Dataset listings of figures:
**********
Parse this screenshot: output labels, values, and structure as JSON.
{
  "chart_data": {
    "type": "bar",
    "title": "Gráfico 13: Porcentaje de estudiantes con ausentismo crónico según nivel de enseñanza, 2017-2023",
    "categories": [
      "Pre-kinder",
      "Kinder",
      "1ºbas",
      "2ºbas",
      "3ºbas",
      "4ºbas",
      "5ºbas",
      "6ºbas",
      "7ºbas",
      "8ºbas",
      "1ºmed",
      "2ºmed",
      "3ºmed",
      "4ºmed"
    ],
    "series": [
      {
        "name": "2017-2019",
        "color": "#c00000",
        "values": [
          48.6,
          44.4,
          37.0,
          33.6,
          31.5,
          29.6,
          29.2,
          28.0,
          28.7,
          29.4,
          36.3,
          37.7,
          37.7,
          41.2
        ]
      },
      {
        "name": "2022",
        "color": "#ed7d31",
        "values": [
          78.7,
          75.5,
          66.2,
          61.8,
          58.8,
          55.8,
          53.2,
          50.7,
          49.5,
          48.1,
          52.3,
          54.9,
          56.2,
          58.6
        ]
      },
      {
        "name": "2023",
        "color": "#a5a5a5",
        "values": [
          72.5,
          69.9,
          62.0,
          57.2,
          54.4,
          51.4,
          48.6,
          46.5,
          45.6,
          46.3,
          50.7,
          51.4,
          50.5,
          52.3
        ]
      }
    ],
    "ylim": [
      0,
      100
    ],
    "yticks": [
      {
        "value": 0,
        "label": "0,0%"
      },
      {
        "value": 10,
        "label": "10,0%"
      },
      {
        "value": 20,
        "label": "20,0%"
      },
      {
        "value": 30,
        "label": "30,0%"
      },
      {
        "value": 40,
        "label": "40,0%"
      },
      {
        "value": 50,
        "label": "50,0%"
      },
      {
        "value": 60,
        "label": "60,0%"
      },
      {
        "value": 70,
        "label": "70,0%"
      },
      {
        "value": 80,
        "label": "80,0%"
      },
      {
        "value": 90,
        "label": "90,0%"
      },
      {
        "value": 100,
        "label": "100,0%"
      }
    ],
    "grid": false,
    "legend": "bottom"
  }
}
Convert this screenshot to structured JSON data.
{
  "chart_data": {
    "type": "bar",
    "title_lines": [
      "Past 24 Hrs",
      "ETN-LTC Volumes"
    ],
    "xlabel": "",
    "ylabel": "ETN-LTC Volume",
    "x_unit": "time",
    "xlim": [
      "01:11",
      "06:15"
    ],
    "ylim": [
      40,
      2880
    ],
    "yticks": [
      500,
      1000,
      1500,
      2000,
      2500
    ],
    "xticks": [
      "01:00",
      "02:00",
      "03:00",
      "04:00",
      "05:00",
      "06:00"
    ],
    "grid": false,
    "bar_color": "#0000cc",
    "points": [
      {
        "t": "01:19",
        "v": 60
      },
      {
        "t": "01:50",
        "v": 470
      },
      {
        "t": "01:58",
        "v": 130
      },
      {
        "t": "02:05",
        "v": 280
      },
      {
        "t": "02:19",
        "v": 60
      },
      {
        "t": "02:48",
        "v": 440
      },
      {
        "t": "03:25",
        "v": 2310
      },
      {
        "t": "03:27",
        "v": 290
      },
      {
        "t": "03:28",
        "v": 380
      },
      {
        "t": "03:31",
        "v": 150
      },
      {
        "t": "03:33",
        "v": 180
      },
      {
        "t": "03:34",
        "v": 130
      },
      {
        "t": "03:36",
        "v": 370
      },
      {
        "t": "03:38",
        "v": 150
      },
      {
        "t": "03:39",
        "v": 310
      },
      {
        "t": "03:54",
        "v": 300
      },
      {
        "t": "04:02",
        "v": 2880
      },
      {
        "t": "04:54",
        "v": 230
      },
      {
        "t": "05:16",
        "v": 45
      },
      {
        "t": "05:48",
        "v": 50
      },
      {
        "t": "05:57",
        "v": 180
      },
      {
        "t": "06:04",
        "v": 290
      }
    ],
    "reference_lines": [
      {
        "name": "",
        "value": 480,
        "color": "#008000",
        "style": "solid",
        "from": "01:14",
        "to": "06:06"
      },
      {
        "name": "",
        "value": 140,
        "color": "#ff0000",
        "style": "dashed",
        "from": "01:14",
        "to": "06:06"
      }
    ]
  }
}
**********
Please repeat all the records above exactly as they appear.

Reply:
Parse this screenshot: output labels, values, and structure as JSON.
{
  "chart_data": {
    "type": "bar",
    "title": "Gráfico 13: Porcentaje de estudiantes con ausentismo crónico según nivel de enseñanza, 2017-2023",
    "categories": [
      "Pre-kinder",
      "Kinder",
      "1ºbas",
      "2ºbas",
      "3ºbas",
      "4ºbas",
      "5ºbas",
      "6ºbas",
      "7ºbas",
      "8ºbas",
      "1ºmed",
      "2ºmed",
      "3ºmed",
      "4ºmed"
    ],
    "series": [
      {
        "name": "2017-2019",
        "color": "#c00000",
        "values": [
          48.6,
          44.4,
          37.0,
          33.6,
          31.5,
          29.6,
          29.2,
          28.0,
          28.7,
          29.4,
          36.3,
          37.7,
          37.7,
          41.2
        ]
      },
      {
        "name": "2022",
        "color": "#ed7d31",
        "values": [
          78.7,
          75.5,
          66.2,
          61.8,
          58.8,
          55.8,
          53.2,
          50.7,
          49.5,
          48.1,
          52.3,
          54.9,
          56.2,
          58.6
        ]
      },
      {
        "name": "2023",
        "color": "#a5a5a5",
        "values": [
          72.5,
          69.9,
          62.0,
          57.2,
          54.4,
          51.4,
          48.6,
          46.5,
          45.6,
          46.3,
          50.7,
          51.4,
          50.5,
          52.3
        ]
      }
    ],
    "ylim": [
      0,
      100
    ],
    "yticks": [
      {
        "value": 0,
        "label": "0,0%"
      },
      {
        "value": 10,
        "label": "10,0%"
      },
      {
        "value": 20,
        "label": "20,0%"
      },
      {
        "value": 30,
        "label": "30,0%"
      },
      {
        "value": 40,
        "label": "40,0%"
      },
      {
        "value": 50,
        "label": "50,0%"
      },
      {
        "value": 60,
        "label": "60,0%"
      },
      {
        "value": 70,
        "label": "70,0%"
      },
      {
        "value": 80,
        "label": "80,0%"
      },
      {
        "value": 90,
        "label": "90,0%"
      },
      {
        "value": 100,
        "label": "100,0%"
      }
    ],
    "grid": false,
    "legend": "bottom"
  }
}
Convert this screenshot to structured JSON data.
{
  "chart_data": {
    "type": "bar",
    "title_lines": [
      "Past 24 Hrs",
      "ETN-LTC Volumes"
    ],
    "xlabel": "",
    "ylabel": "ETN-LTC Volume",
    "x_unit": "time",
    "xlim": [
      "01:11",
      "06:15"
    ],
    "ylim": [
      40,
      2880
    ],
    "yticks": [
      500,
      1000,
      1500,
      2000,
      2500
    ],
    "xticks": [
      "01:00",
      "02:00",
      "03:00",
      "04:00",
      "05:00",
      "06:00"
    ],
    "grid": false,
    "bar_color": "#0000cc",
    "points": [
      {
        "t": "01:19",
        "v": 60
      },
      {
        "t": "01:50",
        "v": 470
      },
      {
        "t": "01:58",
        "v": 130
      },
      {
        "t": "02:05",
        "v": 280
      },
      {
        "t": "02:19",
        "v": 60
      },
      {
        "t": "02:48",
        "v": 440
      },
      {
        "t": "03:25",
        "v": 2310
      },
      {
        "t": "03:27",
        "v": 290
      },
      {
        "t": "03:28",
        "v": 380
      },
      {
        "t": "03:31",
        "v": 150
      },
      {
        "t": "03:33",
        "v": 180
      },
      {
        "t": "03:34",
        "v": 130
      },
      {
        "t": "03:36",
        "v": 370
      },
      {
        "t": "03:38",
        "v": 150
      },
      {
        "t": "03:39",
        "v": 310
      },
      {
        "t": "03:54",
        "v": 300
      },
      {
        "t": "04:02",
        "v": 2880
      },
      {
        "t": "04:54",
        "v": 230
      },
      {
        "t": "05:16",
        "v": 45
      },
      {
        "t": "05:48",
        "v": 50
      },
      {
        "t": "05:57",
        "v": 180
      },
      {
        "t": "06:04",
        "v": 290
      }
    ],
    "reference_lines": [
      {
        "name": "",
        "value": 480,
        "color": "#008000",
        "style": "solid",
        "from": "01:14",
        "to": "06:06"
      },
      {
        "name": "",
        "value": 140,
        "color": "#ff0000",
        "style": "dashed",
        "from": "01:14",
        "to": "06:06"
      }
    ]
  }
}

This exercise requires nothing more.